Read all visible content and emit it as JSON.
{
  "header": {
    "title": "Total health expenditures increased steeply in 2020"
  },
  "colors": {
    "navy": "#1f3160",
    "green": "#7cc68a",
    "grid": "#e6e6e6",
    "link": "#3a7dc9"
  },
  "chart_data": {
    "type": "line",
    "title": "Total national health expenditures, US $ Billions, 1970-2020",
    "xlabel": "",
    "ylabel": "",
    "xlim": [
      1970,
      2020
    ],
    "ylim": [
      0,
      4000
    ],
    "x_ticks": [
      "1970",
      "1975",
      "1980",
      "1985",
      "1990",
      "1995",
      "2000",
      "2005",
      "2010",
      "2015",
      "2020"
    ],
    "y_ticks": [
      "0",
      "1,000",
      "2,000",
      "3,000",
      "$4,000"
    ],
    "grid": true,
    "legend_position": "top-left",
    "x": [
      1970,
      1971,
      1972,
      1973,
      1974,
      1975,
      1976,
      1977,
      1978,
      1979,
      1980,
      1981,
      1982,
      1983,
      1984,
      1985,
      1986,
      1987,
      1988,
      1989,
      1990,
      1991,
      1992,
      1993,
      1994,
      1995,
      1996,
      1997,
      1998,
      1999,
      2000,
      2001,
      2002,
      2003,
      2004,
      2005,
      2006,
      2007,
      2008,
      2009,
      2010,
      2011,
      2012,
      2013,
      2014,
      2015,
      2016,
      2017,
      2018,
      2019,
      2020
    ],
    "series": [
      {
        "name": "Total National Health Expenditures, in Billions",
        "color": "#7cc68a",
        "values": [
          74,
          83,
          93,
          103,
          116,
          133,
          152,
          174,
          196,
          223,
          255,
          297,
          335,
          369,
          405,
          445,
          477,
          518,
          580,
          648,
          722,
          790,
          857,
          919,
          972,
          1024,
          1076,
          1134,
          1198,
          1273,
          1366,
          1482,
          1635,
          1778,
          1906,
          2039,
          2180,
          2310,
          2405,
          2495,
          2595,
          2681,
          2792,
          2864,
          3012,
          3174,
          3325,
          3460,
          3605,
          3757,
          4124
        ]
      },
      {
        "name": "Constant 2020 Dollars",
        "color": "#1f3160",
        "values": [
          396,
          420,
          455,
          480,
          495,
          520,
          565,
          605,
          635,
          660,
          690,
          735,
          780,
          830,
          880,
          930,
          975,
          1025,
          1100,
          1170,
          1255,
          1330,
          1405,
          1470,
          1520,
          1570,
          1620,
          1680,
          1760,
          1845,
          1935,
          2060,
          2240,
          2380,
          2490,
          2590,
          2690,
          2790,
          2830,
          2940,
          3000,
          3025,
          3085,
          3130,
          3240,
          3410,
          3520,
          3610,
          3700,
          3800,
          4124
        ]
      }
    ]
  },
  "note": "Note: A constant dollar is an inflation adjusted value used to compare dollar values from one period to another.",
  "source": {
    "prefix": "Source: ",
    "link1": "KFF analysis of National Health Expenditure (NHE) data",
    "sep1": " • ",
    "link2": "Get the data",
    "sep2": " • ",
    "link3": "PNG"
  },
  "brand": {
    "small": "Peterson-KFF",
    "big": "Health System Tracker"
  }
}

» Set problem
From the entries above, copy each line holding "title".

» Response for this exercise
    "title": "Total health expenditures increased steeply in 2020"
    "title": "Total national health expenditures, US $ Billions, 1970-2020",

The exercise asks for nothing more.